### Given instruction
Count each line below that has "this" anywhere in it. Answer with the total alone.

### Extracted entries
··········
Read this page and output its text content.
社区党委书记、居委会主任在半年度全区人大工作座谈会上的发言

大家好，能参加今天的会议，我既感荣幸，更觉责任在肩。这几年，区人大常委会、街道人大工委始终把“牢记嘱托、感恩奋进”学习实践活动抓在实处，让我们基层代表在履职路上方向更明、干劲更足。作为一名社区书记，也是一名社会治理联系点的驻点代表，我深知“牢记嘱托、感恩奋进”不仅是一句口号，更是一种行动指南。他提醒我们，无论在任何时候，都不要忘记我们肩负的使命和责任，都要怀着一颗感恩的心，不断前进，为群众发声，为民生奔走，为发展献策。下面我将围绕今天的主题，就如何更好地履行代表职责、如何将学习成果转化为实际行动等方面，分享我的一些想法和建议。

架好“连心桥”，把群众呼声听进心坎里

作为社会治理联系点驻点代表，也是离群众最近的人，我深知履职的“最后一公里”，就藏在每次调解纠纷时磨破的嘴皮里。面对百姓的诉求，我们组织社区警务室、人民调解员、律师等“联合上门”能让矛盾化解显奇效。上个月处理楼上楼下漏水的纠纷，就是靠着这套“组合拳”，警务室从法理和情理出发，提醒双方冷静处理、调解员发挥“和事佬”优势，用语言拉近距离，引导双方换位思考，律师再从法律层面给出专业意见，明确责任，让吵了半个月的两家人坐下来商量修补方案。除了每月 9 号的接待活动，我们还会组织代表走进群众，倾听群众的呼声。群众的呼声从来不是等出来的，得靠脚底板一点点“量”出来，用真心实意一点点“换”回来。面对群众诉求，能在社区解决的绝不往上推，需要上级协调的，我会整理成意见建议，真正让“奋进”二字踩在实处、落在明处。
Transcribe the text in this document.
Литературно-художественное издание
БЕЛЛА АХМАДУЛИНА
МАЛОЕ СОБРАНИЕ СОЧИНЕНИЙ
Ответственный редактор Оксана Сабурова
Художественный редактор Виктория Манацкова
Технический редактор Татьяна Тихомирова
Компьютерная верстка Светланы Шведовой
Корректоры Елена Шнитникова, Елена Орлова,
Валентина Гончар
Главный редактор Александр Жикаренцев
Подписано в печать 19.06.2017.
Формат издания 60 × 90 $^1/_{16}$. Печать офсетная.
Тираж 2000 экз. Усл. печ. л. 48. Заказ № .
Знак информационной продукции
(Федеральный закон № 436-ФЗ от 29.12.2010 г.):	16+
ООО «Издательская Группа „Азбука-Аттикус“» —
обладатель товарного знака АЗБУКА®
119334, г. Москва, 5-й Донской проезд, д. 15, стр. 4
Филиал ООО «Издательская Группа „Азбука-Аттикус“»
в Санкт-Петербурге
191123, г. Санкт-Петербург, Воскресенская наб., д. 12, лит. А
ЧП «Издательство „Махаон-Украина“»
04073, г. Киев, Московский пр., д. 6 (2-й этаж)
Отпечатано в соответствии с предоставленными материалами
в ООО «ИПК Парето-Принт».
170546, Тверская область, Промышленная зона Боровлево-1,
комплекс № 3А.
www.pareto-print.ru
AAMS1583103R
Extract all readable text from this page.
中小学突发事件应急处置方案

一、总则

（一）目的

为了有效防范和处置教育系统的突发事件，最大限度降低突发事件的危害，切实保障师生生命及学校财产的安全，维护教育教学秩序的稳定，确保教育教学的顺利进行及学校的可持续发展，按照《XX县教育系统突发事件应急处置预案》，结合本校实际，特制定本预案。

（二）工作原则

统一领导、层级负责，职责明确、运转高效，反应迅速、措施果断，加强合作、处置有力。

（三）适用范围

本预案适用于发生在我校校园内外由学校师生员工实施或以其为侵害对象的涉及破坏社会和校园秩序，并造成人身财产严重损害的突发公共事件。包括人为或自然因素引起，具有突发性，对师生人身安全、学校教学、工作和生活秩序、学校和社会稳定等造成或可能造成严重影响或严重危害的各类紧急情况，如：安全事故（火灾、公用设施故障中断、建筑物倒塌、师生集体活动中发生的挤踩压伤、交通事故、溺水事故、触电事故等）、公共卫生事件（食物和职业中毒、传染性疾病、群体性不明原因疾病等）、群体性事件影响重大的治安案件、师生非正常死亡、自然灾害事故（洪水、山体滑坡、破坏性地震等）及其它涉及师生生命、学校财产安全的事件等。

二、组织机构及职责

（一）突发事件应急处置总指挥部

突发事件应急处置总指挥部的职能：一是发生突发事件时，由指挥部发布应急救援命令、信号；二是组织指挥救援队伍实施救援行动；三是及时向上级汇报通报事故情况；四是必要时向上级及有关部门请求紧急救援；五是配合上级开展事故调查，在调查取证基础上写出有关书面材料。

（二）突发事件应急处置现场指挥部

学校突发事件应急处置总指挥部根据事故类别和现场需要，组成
··········
### Exercise output
3